**PROBLEM TO WORK ON**
Copy the records below exactly, leaving out any pictures.

++++++++

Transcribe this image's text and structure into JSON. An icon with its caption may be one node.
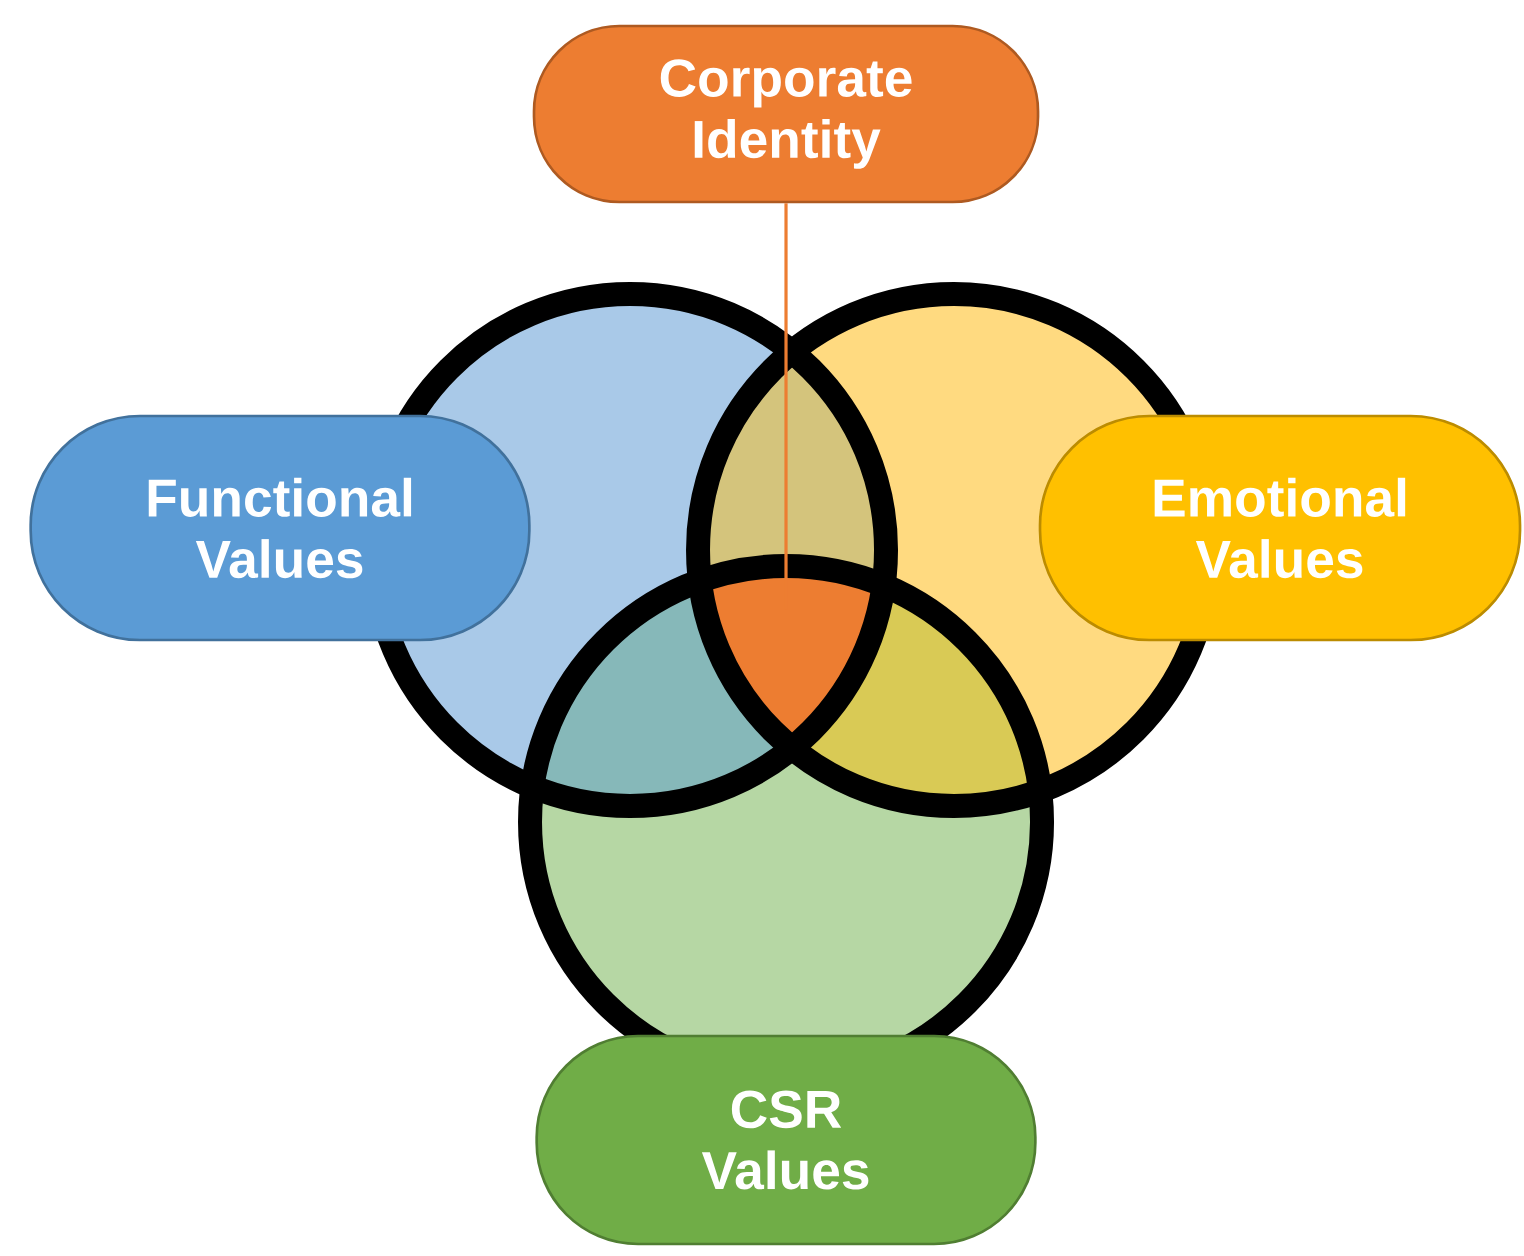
{
  "diagram": {
    "nodes": [
      {
        "text": [
          "Corporate Identity"
        ]
      },
      {
        "text": [
          "Functional Values"
        ]
      },
      {
        "text": [
          "Emotional Values"
        ]
      },
      {
        "text": [
          "CSR Values"
        ]
      },
      {
        "text": [],
        "shape": "triangle"
      }
    ],
    "edges": [
      {
        "from": 0,
        "to": 4,
        "arrow": "none"
      }
    ]
  }
}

++++++++

**WORKED SOLUTION**
Transcribe this image's text and structure into JSON. An icon with its caption may be one node.
{
  "diagram": {
    "nodes": [
      {
        "text": [
          "Corporate Identity"
        ]
      },
      {
        "text": [
          "Functional Values"
        ]
      },
      {
        "text": [
          "Emotional Values"
        ]
      },
      {
        "text": [
          "CSR Values"
        ]
      },
      {
        "text": [],
        "shape": "triangle"
      }
    ],
    "edges": [
      {
        "from": 0,
        "to": 4,
        "arrow": "none"
      }
    ]
  }
}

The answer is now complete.